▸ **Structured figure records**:

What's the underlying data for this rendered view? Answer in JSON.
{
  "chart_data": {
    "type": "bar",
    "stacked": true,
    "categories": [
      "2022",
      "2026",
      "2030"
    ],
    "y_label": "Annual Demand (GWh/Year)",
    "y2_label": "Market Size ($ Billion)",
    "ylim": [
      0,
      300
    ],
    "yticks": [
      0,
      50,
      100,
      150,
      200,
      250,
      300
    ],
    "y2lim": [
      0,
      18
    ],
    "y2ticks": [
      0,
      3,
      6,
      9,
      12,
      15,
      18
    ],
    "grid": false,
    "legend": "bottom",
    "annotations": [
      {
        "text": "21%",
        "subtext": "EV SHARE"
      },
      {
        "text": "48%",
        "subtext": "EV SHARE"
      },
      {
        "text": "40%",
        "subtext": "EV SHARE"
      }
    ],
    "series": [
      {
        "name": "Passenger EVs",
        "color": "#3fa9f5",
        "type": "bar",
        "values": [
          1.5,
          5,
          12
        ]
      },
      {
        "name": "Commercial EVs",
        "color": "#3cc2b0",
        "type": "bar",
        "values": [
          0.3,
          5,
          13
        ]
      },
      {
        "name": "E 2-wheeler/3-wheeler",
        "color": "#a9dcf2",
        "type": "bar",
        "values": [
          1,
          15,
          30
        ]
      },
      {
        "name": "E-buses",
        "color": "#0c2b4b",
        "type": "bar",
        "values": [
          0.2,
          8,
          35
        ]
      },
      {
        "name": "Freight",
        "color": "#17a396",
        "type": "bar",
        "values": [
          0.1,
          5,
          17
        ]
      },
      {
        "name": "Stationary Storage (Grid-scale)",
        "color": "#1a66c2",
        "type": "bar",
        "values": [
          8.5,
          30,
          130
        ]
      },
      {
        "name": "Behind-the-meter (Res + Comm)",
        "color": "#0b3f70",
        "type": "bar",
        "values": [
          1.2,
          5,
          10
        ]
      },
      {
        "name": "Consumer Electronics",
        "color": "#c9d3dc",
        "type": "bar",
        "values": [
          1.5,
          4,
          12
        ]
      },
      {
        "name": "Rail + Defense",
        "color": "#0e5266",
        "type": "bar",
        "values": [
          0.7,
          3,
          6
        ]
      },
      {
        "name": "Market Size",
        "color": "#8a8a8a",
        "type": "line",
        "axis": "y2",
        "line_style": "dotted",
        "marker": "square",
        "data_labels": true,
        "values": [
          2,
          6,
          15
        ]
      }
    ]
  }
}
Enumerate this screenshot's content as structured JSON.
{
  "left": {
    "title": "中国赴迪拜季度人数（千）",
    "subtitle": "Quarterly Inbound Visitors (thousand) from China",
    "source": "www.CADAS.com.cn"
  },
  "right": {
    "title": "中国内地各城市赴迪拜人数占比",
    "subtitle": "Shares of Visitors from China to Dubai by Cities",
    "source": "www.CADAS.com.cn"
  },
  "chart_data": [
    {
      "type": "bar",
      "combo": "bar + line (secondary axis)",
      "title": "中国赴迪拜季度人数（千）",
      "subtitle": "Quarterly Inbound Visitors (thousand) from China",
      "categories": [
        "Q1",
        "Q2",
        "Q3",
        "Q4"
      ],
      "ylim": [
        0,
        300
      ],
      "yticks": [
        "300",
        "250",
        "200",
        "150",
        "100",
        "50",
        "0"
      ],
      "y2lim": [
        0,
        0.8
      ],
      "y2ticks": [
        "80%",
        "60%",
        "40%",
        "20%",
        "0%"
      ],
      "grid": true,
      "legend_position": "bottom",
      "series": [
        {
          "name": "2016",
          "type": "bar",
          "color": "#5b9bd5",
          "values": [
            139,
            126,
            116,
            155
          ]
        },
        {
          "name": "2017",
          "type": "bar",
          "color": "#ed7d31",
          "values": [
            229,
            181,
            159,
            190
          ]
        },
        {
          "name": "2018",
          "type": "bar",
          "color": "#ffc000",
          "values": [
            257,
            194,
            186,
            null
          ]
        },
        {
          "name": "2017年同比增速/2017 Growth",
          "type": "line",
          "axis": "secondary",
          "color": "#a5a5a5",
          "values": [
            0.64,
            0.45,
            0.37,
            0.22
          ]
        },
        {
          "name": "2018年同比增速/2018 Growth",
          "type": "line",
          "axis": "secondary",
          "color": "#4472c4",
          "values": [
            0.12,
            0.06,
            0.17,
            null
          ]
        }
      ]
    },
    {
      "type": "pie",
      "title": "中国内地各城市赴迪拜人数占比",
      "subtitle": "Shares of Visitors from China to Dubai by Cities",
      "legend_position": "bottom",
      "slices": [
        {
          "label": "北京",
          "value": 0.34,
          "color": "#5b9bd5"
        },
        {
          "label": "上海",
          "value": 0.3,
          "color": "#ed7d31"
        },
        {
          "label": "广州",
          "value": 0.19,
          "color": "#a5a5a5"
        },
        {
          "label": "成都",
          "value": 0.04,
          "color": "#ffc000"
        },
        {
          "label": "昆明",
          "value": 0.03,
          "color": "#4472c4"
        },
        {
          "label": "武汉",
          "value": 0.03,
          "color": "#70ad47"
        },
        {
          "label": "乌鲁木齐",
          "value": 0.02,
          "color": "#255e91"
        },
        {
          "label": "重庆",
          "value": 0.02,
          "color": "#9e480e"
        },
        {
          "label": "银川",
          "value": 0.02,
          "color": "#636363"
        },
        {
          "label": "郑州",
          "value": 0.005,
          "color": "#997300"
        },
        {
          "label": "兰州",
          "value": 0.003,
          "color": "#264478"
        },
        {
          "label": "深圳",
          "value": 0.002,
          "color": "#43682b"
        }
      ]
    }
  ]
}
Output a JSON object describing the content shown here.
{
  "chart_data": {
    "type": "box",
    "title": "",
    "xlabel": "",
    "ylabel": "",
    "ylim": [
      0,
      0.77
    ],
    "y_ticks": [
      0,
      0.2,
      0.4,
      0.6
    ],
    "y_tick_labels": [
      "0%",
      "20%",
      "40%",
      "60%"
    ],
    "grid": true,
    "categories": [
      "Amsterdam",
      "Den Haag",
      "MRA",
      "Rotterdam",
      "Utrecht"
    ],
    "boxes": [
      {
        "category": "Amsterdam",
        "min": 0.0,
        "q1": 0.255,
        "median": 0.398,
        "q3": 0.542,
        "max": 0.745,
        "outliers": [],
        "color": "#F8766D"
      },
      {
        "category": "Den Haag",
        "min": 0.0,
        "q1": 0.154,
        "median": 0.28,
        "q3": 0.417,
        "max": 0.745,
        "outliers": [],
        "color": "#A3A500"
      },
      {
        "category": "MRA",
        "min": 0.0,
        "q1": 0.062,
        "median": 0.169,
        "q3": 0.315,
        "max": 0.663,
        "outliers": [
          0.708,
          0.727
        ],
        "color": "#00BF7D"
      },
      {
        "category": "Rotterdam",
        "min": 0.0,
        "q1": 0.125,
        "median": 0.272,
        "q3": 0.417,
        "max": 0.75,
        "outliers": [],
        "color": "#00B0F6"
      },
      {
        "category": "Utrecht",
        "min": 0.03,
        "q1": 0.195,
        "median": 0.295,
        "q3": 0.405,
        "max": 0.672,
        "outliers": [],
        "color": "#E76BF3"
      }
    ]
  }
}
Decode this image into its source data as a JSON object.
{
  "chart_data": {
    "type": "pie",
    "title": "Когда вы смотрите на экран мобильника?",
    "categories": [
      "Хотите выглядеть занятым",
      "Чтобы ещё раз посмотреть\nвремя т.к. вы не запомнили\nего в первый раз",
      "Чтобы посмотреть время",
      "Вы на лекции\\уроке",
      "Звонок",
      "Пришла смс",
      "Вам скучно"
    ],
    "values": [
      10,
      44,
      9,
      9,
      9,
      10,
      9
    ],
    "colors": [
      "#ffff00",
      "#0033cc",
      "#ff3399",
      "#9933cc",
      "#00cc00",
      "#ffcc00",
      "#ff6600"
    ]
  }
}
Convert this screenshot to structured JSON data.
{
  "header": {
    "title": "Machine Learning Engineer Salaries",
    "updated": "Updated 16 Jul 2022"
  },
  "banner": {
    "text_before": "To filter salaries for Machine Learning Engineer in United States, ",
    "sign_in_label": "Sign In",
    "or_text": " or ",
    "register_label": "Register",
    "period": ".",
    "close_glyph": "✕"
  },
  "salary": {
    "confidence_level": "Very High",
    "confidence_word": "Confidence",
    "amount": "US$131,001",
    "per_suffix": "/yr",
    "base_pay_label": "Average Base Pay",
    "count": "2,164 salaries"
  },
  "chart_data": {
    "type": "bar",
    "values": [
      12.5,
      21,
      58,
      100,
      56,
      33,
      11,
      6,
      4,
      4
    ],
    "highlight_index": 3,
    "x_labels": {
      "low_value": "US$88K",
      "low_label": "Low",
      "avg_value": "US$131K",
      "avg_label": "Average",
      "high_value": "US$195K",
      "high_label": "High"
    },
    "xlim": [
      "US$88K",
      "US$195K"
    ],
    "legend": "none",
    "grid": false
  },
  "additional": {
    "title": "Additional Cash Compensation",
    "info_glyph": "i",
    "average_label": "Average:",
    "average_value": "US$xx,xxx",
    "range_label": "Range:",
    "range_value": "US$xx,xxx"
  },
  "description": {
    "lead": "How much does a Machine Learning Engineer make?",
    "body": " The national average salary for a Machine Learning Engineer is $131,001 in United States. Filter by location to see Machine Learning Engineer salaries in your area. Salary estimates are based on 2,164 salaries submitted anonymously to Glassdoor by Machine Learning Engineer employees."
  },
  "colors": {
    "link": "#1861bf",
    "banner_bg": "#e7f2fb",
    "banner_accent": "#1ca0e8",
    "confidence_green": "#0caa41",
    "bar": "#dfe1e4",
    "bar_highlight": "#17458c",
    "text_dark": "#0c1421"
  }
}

▸ **Aim of the exercise**: Which lines contain "category"? Copy each of them out.

▸ **Solution to this task**:
        "category": "Amsterdam",
        "category": "Den Haag",
        "category": "MRA",
        "category": "Rotterdam",
        "category": "Utrecht",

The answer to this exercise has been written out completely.